Task instructions:
Identify all lines below that hold "JSON" and collect them.

Exercise data:
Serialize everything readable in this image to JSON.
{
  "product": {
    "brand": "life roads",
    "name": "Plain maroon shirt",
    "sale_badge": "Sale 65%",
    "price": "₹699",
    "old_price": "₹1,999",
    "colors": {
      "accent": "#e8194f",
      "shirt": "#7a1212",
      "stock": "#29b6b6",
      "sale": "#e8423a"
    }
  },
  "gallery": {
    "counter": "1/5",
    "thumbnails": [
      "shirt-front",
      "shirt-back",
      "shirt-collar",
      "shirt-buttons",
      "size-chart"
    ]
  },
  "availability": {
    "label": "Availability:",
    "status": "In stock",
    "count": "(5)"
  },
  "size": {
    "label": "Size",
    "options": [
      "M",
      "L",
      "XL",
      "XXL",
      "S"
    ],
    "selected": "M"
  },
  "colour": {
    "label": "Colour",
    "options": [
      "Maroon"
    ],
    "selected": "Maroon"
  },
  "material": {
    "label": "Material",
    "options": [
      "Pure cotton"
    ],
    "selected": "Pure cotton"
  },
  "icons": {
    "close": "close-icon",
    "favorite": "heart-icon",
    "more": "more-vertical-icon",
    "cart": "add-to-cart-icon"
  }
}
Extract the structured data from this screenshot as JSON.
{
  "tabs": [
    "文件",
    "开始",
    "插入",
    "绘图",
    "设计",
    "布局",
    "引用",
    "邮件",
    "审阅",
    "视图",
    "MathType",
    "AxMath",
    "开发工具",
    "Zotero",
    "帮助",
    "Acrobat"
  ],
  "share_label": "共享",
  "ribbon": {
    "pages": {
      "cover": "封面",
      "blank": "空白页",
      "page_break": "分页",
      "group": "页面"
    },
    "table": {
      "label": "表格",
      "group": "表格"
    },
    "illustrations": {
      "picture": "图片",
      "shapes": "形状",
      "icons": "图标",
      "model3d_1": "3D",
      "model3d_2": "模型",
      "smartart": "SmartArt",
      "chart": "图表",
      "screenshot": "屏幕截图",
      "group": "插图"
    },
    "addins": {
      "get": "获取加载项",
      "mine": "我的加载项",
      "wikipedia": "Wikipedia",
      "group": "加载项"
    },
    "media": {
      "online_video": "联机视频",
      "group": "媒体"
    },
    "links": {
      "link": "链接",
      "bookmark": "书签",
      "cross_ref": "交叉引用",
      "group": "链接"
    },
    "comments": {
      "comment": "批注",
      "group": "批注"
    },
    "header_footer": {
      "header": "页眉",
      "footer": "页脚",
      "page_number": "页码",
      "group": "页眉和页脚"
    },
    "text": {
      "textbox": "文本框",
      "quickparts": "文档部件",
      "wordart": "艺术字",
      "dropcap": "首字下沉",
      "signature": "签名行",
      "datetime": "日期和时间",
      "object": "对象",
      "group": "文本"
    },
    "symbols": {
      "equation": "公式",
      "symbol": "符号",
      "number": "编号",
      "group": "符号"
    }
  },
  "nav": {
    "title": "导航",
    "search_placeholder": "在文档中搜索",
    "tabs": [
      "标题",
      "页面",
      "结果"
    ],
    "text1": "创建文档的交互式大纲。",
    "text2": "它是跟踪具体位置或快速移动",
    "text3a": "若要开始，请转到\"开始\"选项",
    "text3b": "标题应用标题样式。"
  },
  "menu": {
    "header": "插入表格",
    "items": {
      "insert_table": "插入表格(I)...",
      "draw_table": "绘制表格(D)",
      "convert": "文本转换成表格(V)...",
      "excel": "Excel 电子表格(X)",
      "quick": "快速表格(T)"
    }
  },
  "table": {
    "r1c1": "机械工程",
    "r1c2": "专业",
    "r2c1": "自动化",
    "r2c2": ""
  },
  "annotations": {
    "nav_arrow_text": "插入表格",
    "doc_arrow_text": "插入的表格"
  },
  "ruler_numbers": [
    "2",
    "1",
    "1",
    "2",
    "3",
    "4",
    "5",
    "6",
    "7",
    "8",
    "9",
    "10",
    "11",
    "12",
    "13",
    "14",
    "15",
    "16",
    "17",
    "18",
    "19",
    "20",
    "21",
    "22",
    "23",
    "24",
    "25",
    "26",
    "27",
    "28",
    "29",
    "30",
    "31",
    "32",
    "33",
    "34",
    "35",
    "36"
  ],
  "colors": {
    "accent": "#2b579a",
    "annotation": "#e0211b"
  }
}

Written solution:
Serialize everything readable in this image to JSON.
Extract the structured data from this screenshot as JSON.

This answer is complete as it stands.